Items from a dataset:
%%

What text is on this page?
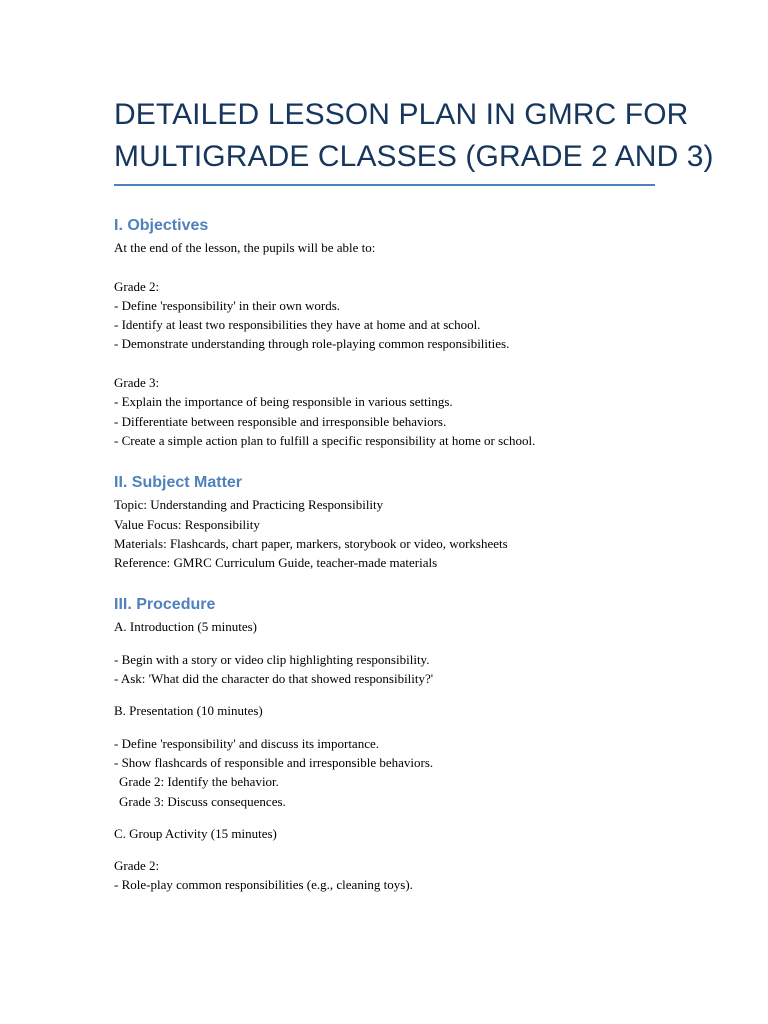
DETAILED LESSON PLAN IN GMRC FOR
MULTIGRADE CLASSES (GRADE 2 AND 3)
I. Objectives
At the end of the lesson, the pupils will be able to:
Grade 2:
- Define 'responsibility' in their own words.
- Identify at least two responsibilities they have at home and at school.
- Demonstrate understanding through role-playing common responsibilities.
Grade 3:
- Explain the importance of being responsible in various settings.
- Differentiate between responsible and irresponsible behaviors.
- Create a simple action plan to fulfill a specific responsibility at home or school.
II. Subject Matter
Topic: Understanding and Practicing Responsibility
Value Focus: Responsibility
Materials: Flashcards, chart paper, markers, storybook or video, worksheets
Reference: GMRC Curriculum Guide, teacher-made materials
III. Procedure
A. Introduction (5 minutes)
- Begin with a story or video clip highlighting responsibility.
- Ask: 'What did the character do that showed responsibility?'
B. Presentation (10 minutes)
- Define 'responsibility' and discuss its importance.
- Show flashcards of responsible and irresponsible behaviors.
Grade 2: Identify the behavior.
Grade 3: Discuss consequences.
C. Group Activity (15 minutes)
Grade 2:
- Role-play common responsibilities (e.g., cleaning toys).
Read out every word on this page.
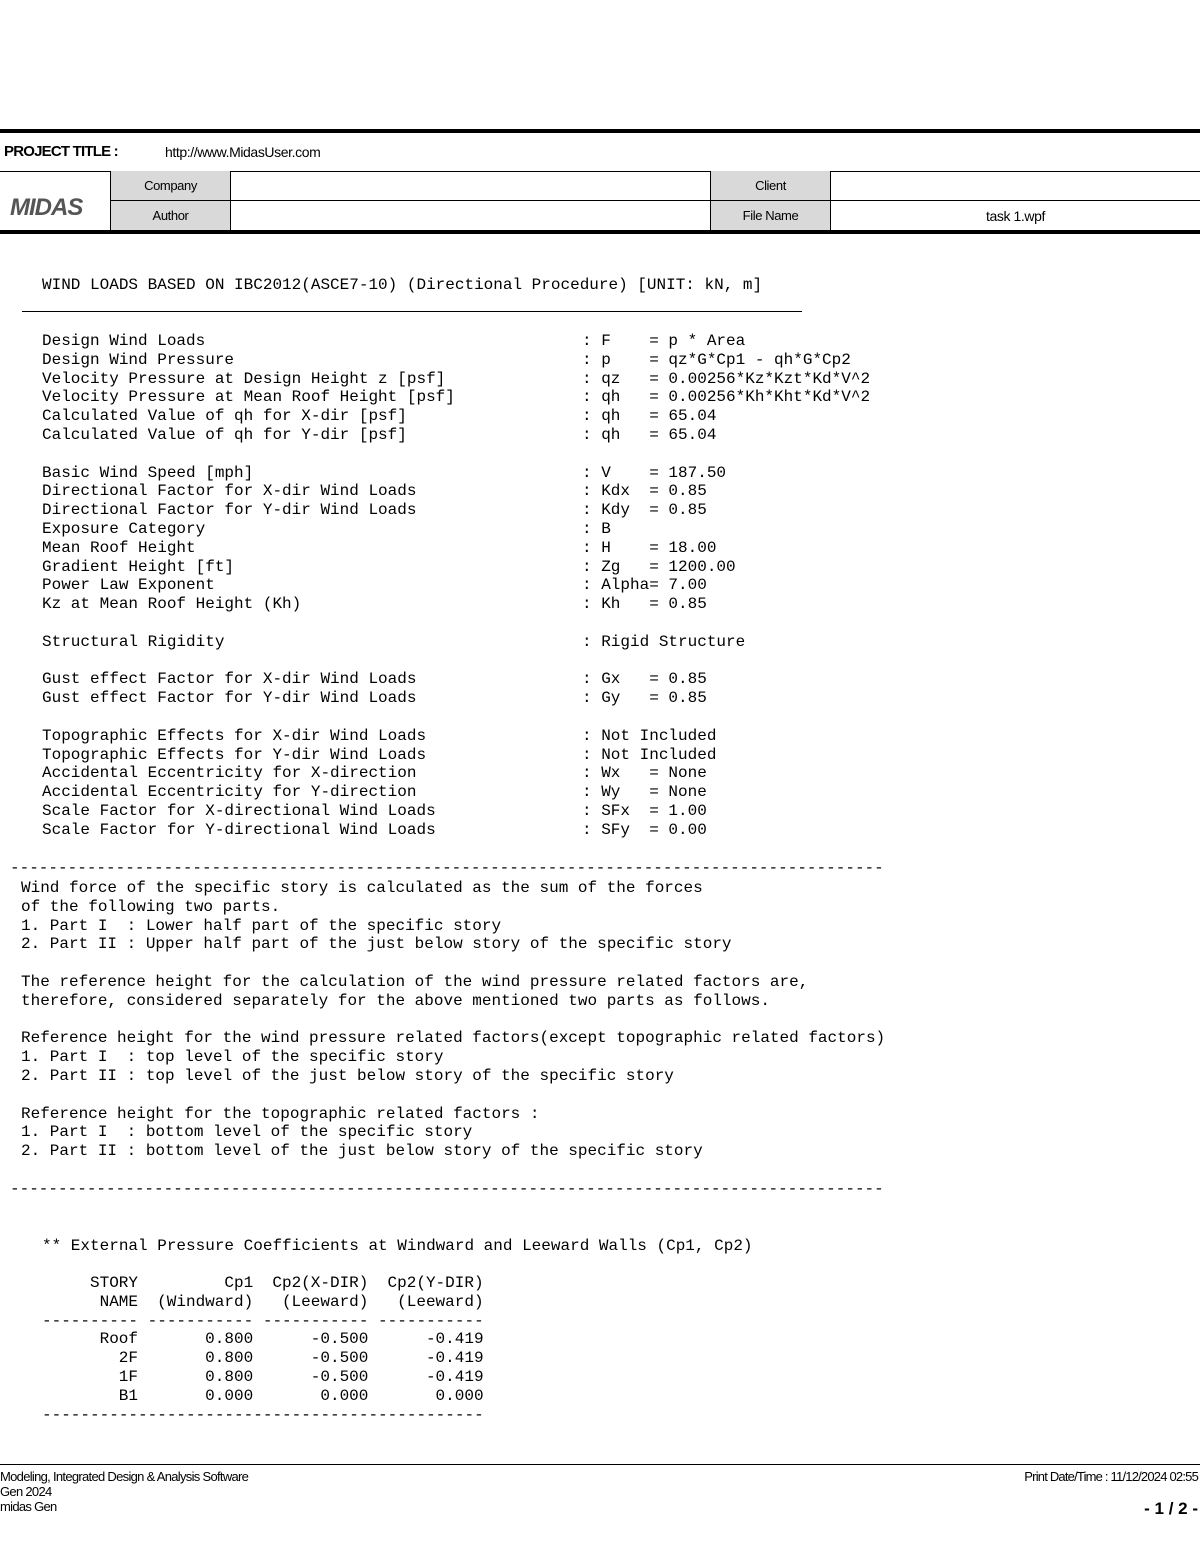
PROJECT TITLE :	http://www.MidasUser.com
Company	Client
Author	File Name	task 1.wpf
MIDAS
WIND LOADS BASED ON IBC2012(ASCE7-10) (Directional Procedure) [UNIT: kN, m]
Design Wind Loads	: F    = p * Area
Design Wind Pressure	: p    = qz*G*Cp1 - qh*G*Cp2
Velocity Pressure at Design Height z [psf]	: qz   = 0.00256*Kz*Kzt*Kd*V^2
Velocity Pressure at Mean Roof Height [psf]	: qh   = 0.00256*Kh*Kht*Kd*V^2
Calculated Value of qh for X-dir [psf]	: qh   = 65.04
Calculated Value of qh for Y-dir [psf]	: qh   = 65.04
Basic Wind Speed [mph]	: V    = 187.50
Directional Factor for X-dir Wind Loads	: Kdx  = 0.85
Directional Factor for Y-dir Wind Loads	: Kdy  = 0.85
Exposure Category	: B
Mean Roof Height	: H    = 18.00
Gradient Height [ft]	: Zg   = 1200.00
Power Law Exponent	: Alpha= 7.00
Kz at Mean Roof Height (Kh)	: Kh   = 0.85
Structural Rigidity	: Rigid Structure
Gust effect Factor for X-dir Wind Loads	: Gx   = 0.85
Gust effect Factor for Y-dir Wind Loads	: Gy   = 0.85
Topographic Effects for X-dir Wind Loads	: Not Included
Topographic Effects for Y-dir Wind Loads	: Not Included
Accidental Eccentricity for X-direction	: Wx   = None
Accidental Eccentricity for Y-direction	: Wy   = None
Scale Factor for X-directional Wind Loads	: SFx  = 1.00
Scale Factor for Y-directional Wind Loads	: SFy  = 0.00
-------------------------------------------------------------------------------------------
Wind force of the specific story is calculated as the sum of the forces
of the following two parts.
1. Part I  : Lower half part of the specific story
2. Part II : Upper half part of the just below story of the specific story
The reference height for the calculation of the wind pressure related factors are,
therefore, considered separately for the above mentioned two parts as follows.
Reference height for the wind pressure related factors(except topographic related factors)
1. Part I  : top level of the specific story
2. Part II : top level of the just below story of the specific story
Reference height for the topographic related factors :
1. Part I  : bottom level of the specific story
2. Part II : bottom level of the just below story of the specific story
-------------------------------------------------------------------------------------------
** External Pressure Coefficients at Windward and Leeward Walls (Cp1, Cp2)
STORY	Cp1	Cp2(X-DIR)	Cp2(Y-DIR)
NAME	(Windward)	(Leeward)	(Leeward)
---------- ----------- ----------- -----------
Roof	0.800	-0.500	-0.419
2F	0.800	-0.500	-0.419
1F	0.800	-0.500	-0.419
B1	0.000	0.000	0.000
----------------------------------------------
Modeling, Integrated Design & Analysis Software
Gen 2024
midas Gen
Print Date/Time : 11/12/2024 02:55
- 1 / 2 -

%%
%%

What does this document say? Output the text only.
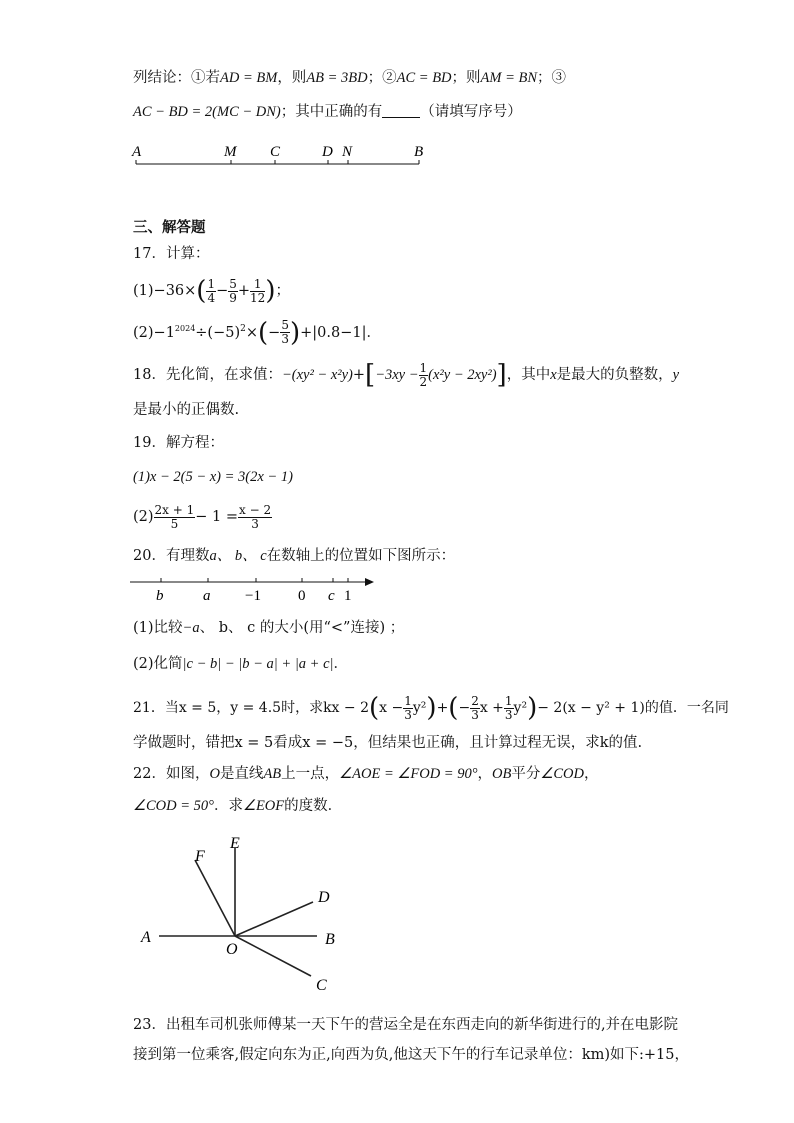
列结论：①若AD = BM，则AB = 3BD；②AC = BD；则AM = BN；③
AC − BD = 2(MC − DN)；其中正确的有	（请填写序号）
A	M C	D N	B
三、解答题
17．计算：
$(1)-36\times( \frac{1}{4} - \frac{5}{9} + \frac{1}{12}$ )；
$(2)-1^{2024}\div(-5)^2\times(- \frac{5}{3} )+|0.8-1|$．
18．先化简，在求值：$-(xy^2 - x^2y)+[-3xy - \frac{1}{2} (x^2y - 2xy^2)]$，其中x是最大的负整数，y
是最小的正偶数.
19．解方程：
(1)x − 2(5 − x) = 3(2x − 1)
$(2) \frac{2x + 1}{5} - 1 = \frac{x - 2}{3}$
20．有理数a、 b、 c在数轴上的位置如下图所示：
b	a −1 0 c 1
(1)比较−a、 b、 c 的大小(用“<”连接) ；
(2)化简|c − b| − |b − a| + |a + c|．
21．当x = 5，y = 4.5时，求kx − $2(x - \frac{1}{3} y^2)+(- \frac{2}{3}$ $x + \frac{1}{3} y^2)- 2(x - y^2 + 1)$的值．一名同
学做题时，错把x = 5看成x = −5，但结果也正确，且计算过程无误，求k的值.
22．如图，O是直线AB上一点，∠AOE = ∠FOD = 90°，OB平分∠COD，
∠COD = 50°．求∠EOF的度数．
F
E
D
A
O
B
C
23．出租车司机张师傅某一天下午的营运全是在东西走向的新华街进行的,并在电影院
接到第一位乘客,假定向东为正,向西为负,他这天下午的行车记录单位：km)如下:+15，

%%
%%

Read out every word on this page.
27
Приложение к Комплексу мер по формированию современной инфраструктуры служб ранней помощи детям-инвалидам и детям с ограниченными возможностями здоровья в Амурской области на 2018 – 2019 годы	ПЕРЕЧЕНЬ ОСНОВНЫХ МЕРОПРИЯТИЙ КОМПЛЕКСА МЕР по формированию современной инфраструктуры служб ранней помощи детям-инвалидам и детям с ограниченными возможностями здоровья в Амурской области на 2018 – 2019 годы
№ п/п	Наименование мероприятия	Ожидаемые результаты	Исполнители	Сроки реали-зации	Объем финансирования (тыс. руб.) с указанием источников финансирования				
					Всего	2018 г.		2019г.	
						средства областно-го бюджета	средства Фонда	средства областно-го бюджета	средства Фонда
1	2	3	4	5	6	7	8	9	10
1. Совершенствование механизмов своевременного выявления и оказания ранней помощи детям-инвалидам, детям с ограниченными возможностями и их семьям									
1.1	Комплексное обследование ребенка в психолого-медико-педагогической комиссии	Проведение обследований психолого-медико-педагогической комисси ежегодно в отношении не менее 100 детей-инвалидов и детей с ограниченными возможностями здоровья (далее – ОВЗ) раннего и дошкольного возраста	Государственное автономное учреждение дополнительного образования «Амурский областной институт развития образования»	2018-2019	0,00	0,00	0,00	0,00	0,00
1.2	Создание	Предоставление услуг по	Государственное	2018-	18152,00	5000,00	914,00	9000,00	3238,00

%%

From the data, collect all lines where the string "below" appears.

2. Part II : Upper half part of the just below story of the specific story
2. Part II : top level of the just below story of the specific story
2. Part II : bottom level of the just below story of the specific story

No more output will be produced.